_Excerto_:
O economista avisa que, com este novo modelo de trabalho, a sociedade tem de se repensar como um todo e as formas como as diferentes partes se ligam. “Se queremos a discussão dos 4 dias, temos de ter a discussão de como nos vamos coordenar coletivamente. Dá-nos muito jeito fazer compras às 11 da noite de um sábado. Mas há uma pessoa que tem de estar lá para nos atender”, exemplifica.

Mais um dia livre. Para trabalhar noutra coisa?

Uma das preocupações mais recorrentes é a de garantir que o novo dia livre seria efetivamente gasto em descanso e lazer – e não num segundo trabalho, tendo em conta o contexto de dificuldades económicas e as dúvidas sobre um eventual corte salarial num modelo de quatro dias, que obrigaria a compensar o dinheiro perdido.

Mas, na visão da psicologia, não é necessariamente negativo que esse novo dia livre seja gasto com atividades remuneradas. “As pessoas envolvem-se em outras atividades, algumas remuneradas. Mas como é outro tipo de trabalho, pode ser um ponto de satisfação. Do ponto de vista psicológico, o descanso pode ser ativo”, afirma Liliana Dias, especializada em Psicologia do Trabalho e das Organizações.

A psicóloga avisa que “se a pessoa perder rendimento com este enquadramento, a medida já não tem nenhum benefício”. E que, para ser efetiva, o trabalhador deve ser “envolvido na decisão”, escolhendo em que dia beneficia do descanso – e não sendo forçado a parar por decisão do patrão.

“Suicidário”. Patrões não querem ouvir falar em horários mais curtos

Portugal é o décimo país da União Europeia onde mais horas se trabalham por semana. Em média, 38. Um valor que fica acima da média comunitária a 27, que estava em 2021 nas 36,2 horas.

É sobretudo nos países de leste, como Bulgária, Eslovénia, Lituânia, Chéquia ou Hungria, que se trabalha mais do que em Portugal. Já em países como Espanha, Itália, França ou Luxemburgo, a média de horas trabalhadas por semana é inferior à portuguesa. Longe estão os Países Baixos, onde o indicador se fixa nas 30,9 horas.

_Dados brutos_:

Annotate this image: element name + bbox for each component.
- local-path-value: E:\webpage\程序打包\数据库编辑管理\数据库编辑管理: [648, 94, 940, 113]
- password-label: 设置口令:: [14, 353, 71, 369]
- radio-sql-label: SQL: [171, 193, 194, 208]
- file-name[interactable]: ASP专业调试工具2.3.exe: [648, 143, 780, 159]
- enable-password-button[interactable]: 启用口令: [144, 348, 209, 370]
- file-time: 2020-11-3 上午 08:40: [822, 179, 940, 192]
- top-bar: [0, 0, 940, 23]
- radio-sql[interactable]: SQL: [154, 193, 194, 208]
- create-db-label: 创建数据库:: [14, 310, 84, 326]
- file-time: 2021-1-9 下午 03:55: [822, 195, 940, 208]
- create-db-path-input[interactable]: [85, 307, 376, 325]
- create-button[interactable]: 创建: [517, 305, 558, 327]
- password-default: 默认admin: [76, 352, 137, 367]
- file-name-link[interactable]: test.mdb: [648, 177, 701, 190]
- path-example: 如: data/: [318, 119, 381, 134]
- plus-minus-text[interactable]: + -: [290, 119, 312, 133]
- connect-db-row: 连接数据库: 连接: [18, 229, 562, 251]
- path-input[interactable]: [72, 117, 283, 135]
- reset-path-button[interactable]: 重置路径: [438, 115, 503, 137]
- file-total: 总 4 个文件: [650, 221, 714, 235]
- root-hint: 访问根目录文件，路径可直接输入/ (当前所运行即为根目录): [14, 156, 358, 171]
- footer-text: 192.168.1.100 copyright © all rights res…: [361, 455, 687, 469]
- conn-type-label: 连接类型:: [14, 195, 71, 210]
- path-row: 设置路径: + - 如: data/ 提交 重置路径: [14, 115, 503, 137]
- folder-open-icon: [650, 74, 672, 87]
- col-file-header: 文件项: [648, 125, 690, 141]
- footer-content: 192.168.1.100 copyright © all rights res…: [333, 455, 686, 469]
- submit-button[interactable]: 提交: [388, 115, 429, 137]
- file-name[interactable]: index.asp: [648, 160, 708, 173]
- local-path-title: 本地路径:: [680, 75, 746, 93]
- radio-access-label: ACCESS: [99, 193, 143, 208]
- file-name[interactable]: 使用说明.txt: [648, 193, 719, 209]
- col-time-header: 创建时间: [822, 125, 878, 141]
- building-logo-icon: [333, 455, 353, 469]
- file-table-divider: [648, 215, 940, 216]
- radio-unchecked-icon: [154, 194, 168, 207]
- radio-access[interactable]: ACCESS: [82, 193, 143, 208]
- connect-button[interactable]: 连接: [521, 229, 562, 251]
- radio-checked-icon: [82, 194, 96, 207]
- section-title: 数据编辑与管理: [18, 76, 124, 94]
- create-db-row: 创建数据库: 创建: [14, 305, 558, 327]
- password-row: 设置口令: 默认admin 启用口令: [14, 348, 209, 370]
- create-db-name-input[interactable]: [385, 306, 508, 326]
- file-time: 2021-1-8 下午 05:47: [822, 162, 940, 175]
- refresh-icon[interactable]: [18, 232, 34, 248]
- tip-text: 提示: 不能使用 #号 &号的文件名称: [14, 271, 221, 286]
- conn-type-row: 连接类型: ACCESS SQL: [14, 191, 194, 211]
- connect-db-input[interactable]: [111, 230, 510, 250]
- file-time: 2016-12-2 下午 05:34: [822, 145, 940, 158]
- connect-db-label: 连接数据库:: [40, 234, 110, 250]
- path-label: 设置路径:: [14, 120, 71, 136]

_Desafio_:
De acordo com o excerto, qual é a média de horas trabalhadas por semana nos Países Baixos?

_Solução_:
30,9 horas.